▸ **LISTING**
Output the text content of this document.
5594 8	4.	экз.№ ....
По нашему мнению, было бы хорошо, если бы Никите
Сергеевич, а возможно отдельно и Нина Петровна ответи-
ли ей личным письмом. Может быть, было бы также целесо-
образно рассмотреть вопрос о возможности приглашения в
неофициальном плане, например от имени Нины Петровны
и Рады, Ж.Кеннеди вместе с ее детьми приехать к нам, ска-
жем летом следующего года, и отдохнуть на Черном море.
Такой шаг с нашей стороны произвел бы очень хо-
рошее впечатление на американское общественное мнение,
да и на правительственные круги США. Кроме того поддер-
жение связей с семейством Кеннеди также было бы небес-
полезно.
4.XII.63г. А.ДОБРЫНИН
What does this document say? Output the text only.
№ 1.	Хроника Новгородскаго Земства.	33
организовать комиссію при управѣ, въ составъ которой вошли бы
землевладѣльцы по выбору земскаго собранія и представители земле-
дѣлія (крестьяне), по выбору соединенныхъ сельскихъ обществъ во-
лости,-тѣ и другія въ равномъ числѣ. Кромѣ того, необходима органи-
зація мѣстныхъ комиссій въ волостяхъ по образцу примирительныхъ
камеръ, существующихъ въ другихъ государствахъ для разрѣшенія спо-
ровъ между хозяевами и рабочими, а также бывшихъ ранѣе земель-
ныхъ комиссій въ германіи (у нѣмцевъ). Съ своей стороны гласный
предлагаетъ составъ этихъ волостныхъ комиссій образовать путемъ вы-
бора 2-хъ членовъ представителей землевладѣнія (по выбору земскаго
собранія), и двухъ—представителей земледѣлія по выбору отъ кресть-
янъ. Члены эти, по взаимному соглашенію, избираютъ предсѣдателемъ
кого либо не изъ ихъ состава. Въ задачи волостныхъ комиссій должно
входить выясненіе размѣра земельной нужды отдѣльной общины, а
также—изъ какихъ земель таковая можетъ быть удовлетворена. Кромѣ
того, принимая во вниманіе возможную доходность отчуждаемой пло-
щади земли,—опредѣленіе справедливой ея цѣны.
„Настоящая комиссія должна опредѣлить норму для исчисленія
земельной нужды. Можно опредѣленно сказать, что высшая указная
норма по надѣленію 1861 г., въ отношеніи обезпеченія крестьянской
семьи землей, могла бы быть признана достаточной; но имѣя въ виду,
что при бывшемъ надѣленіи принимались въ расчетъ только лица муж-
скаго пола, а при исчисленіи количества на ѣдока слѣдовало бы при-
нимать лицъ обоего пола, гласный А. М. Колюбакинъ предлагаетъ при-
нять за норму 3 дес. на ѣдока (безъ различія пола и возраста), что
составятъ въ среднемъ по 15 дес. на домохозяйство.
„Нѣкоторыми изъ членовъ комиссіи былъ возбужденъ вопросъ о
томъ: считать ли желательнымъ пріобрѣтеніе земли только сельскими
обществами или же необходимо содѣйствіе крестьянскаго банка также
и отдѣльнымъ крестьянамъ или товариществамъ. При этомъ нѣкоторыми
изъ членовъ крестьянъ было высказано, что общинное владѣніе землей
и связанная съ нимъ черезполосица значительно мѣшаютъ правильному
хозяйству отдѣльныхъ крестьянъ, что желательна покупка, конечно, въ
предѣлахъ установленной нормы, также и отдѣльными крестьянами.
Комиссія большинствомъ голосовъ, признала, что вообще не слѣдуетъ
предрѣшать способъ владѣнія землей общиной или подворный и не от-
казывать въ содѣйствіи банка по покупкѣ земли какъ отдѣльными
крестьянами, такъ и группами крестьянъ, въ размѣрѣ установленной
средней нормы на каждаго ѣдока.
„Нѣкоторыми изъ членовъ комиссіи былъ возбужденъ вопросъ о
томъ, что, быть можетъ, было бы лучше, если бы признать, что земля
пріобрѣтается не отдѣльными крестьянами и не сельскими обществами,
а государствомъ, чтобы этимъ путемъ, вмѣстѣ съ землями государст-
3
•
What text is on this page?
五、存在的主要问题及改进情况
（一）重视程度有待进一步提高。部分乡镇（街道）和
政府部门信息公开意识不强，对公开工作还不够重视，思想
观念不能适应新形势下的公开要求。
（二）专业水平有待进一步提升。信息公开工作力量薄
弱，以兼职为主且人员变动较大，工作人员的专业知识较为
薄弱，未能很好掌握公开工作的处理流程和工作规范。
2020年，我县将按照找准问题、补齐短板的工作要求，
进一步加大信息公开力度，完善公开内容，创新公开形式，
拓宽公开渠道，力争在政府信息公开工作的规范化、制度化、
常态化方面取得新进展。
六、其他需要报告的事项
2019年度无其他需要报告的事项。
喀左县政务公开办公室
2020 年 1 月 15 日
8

▸ **TASK STATEMENT**
Of all the lines above, how many contain the word "обществами"? Give the number and nothing else.

▸ **FULL ANSWER**
2